## EXTRACT

........

August 2017

Large-diameter completion string saves time on landing and intervention operations

Early subsea wells used API drill pipe, which was available on the rig, to land production tubing and completion equipment from the surface vessel to the subsea wellhead. As total depths approached 30,000 ft, pressures increased beyond the capacity of standard API drill pipe and rotary-shouldered connections with gas-tight, metal-to-metal seals. This led to the development of dedicated completion tubulars, starting in the early 2000s, but further improvements were still possible.
Guillaume Plessis Andrei Muradov Stephen Forrester James Brock Leianne Sanclemente

To allow for clearance of the wellhead crown plug and installation of completion components, tubulars for completion landing strings and intervention pipe in deepwater operations must provide a large internal drift (ID) diameter. Currently available strings have proven insufficient for running and retrieval of wellhead crown plugs on many large ID subsea trees; standard 6⅝-in. pipe only allows a maximum drift diameter of 5½ in., requiring operators to use casing tubulars on trees with larger crown plugs, which are more difficult to use.

........

## PROVIDED MATERIAL
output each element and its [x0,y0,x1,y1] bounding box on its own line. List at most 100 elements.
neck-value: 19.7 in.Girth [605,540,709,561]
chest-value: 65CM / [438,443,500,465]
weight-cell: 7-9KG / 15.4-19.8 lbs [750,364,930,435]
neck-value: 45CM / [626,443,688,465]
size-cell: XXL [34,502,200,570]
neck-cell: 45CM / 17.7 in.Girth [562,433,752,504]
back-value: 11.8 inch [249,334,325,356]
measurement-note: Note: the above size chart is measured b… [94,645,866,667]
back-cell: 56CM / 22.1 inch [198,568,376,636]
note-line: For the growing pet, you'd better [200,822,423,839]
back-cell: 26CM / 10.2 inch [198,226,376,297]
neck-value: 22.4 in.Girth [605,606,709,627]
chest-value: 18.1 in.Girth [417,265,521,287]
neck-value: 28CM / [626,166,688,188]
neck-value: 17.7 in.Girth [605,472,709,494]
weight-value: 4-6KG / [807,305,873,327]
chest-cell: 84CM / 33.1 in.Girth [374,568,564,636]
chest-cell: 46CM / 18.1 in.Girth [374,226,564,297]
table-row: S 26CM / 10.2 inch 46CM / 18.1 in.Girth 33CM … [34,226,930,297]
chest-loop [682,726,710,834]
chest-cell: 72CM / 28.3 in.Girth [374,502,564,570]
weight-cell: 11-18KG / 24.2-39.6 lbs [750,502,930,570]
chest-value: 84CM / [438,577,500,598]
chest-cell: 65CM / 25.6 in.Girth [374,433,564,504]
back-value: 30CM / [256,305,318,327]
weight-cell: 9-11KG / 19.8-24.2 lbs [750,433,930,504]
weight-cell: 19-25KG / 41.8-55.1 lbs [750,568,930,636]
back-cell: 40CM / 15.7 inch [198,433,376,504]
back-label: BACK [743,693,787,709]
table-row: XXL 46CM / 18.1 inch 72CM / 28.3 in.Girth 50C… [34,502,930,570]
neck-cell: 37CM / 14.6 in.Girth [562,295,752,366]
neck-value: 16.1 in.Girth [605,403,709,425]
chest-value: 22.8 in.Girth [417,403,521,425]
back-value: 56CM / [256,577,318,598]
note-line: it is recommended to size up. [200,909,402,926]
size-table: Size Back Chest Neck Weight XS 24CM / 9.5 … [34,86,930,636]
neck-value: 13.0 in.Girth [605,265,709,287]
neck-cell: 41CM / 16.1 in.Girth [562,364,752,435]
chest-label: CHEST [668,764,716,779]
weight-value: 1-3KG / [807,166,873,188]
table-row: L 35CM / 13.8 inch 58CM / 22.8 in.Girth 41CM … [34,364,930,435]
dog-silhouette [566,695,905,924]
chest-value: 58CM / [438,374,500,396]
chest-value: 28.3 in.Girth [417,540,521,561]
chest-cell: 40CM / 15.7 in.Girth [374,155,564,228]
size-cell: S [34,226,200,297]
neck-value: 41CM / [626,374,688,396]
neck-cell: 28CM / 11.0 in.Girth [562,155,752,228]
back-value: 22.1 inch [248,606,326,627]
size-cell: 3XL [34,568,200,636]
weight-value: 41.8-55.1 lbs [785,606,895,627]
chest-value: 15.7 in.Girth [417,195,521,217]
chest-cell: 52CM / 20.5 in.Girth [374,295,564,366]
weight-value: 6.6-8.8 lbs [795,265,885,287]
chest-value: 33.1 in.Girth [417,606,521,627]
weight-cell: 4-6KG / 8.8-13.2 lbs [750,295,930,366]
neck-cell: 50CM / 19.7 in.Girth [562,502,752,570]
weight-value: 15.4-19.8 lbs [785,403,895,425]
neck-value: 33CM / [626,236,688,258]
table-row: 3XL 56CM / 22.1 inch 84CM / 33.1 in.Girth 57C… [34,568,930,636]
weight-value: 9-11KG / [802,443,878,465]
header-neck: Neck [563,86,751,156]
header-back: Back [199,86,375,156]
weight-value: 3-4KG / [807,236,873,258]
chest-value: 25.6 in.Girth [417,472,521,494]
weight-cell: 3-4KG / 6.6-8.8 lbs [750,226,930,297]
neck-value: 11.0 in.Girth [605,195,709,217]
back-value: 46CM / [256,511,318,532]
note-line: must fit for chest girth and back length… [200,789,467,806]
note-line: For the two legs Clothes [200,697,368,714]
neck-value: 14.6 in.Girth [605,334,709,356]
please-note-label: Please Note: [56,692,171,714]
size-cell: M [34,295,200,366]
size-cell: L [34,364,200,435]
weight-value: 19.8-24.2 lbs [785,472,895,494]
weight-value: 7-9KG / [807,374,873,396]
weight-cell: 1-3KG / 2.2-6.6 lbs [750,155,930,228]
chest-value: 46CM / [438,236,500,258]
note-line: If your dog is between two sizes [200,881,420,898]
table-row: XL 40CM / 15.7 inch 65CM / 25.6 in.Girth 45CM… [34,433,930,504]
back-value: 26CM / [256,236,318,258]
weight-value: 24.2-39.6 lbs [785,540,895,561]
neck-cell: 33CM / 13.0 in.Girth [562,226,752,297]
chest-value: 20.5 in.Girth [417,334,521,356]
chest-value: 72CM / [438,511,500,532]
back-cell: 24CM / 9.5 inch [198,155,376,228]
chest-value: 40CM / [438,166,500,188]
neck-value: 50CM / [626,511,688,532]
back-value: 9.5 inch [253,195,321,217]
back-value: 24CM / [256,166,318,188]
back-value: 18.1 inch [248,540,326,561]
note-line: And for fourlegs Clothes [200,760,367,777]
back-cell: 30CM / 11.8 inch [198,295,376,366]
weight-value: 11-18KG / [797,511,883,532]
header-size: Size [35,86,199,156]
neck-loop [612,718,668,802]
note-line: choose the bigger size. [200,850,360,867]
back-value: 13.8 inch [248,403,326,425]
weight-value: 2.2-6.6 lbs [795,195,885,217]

........

## WHAT IS REQUIRED
Pick up the article on the large-diameter completion string where it stops and continue it. The records have no part in this work.

## ANSWER TO THIS EXERCISE
Fig. 1. This connection for large intervention and completion strings increases the drift ID compared to previous offerings.
Fig. 1. This connection for large intervention and completion strings increases the drift ID compared to previous offerings.

To address this shortcoming, National Oilwell Varco (NOV) developed a completion landing string (CLS) using 7⅝-in. pipe and a built-for-purpose, gas-tight, large-drift, pressure-rated, rotary-shouldered connection, Fig. 1. To be compatible with the iron roughnecks and pipe-handling equipment deployed on Gulf of Mexico (GOM) rigs, the new connection optimizes OD and makeup torque.


The type of subsea production tree used in offshore operations plays an important role in determining string specifications. Differences in crown plug diameter between vertical and horizontal subsea production trees, for example, impact the size of the CLS or intervention string. Subsea vertical trees have a dual-bore configuration, with crown plugs for both the annulus and production bores. Conversely, horizontal subsea trees incorporate the annulus, which is controlled by gate valves instead of plugs, into the body of the tree. The crown plug in such a monobore design has a larger diameter than those found in vertical subsea trees, requiring a CLS or intervention string with a larger drift diameter (up to 6⅛ in.).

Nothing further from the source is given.